Each entry below is to be extracted exactly.

(A run of records)
*-*-*

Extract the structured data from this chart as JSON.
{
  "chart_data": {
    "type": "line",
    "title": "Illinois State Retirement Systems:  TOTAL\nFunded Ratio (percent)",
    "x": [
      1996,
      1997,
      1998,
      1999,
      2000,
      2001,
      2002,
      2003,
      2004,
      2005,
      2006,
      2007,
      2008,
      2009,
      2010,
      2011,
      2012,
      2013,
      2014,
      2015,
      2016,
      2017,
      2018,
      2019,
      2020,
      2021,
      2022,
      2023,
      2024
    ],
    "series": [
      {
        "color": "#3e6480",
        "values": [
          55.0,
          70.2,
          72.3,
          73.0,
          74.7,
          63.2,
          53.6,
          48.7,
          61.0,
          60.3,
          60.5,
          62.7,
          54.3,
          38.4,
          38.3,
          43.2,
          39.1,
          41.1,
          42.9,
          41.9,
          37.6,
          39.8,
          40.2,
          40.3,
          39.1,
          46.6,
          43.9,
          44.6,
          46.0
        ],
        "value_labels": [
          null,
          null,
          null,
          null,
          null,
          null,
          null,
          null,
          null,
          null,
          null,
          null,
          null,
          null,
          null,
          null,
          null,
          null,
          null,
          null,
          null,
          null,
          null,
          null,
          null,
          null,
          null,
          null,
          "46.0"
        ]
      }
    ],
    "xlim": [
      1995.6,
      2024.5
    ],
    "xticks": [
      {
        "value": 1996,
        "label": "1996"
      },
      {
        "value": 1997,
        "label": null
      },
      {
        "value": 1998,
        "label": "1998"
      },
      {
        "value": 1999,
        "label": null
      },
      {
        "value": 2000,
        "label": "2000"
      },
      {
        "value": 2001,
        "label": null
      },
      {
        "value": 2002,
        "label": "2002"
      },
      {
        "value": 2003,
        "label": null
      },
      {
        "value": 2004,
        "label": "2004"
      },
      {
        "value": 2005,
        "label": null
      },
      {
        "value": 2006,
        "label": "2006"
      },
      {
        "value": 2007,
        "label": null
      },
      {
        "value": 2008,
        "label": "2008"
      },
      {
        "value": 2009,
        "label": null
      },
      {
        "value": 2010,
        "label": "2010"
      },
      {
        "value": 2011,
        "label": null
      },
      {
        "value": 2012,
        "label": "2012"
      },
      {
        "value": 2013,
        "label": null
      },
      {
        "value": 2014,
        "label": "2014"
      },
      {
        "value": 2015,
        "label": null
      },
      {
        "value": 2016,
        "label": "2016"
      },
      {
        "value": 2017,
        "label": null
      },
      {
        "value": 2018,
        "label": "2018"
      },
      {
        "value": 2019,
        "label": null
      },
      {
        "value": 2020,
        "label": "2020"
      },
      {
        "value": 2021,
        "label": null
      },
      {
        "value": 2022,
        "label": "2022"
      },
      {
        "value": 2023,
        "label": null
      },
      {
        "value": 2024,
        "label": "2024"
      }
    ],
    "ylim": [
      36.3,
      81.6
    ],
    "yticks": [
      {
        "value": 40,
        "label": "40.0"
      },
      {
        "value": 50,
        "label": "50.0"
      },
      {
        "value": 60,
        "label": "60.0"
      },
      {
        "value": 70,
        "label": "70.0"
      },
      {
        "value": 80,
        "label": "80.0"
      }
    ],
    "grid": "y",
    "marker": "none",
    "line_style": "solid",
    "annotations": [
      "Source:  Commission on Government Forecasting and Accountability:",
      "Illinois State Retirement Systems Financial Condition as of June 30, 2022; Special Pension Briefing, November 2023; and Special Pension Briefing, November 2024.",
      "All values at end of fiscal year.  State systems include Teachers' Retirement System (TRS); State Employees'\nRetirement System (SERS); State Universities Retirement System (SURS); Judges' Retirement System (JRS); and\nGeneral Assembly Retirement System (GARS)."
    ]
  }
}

*-*-*

### Solution for this task
Extract the structured data from this chart as JSON.
{
  "chart_data": {
    "type": "line",
    "title": "Illinois State Retirement Systems:  TOTAL\nFunded Ratio (percent)",
    "x": [
      1996,
      1997,
      1998,
      1999,
      2000,
      2001,
      2002,
      2003,
      2004,
      2005,
      2006,
      2007,
      2008,
      2009,
      2010,
      2011,
      2012,
      2013,
      2014,
      2015,
      2016,
      2017,
      2018,
      2019,
      2020,
      2021,
      2022,
      2023,
      2024
    ],
    "series": [
      {
        "color": "#3e6480",
        "values": [
          55.0,
          70.2,
          72.3,
          73.0,
          74.7,
          63.2,
          53.6,
          48.7,
          61.0,
          60.3,
          60.5,
          62.7,
          54.3,
          38.4,
          38.3,
          43.2,
          39.1,
          41.1,
          42.9,
          41.9,
          37.6,
          39.8,
          40.2,
          40.3,
          39.1,
          46.6,
          43.9,
          44.6,
          46.0
        ],
        "value_labels": [
          null,
          null,
          null,
          null,
          null,
          null,
          null,
          null,
          null,
          null,
          null,
          null,
          null,
          null,
          null,
          null,
          null,
          null,
          null,
          null,
          null,
          null,
          null,
          null,
          null,
          null,
          null,
          null,
          "46.0"
        ]
      }
    ],
    "xlim": [
      1995.6,
      2024.5
    ],
    "xticks": [
      {
        "value": 1996,
        "label": "1996"
      },
      {
        "value": 1997,
        "label": null
      },
      {
        "value": 1998,
        "label": "1998"
      },
      {
        "value": 1999,
        "label": null
      },
      {
        "value": 2000,
        "label": "2000"
      },
      {
        "value": 2001,
        "label": null
      },
      {
        "value": 2002,
        "label": "2002"
      },
      {
        "value": 2003,
        "label": null
      },
      {
        "value": 2004,
        "label": "2004"
      },
      {
        "value": 2005,
        "label": null
      },
      {
        "value": 2006,
        "label": "2006"
      },
      {
        "value": 2007,
        "label": null
      },
      {
        "value": 2008,
        "label": "2008"
      },
      {
        "value": 2009,
        "label": null
      },
      {
        "value": 2010,
        "label": "2010"
      },
      {
        "value": 2011,
        "label": null
      },
      {
        "value": 2012,
        "label": "2012"
      },
      {
        "value": 2013,
        "label": null
      },
      {
        "value": 2014,
        "label": "2014"
      },
      {
        "value": 2015,
        "label": null
      },
      {
        "value": 2016,
        "label": "2016"
      },
      {
        "value": 2017,
        "label": null
      },
      {
        "value": 2018,
        "label": "2018"
      },
      {
        "value": 2019,
        "label": null
      },
      {
        "value": 2020,
        "label": "2020"
      },
      {
        "value": 2021,
        "label": null
      },
      {
        "value": 2022,
        "label": "2022"
      },
      {
        "value": 2023,
        "label": null
      },
      {
        "value": 2024,
        "label": "2024"
      }
    ],
    "ylim": [
      36.3,
      81.6
    ],
    "yticks": [
      {
        "value": 40,
        "label": "40.0"
      },
      {
        "value": 50,
        "label": "50.0"
      },
      {
        "value": 60,
        "label": "60.0"
      },
      {
        "value": 70,
        "label": "70.0"
      },
      {
        "value": 80,
        "label": "80.0"
      }
    ],
    "grid": "y",
    "marker": "none",
    "line_style": "solid",
    "annotations": [
      "Source:  Commission on Government Forecasting and Accountability:",
      "Illinois State Retirement Systems Financial Condition as of June 30, 2022; Special Pension Briefing, November 2023; and Special Pension Briefing, November 2024.",
      "All values at end of fiscal year.  State systems include Teachers' Retirement System (TRS); State Employees'\nRetirement System (SERS); State Universities Retirement System (SURS); Judges' Retirement System (JRS); and\nGeneral Assembly Retirement System (GARS)."
    ]
  }
}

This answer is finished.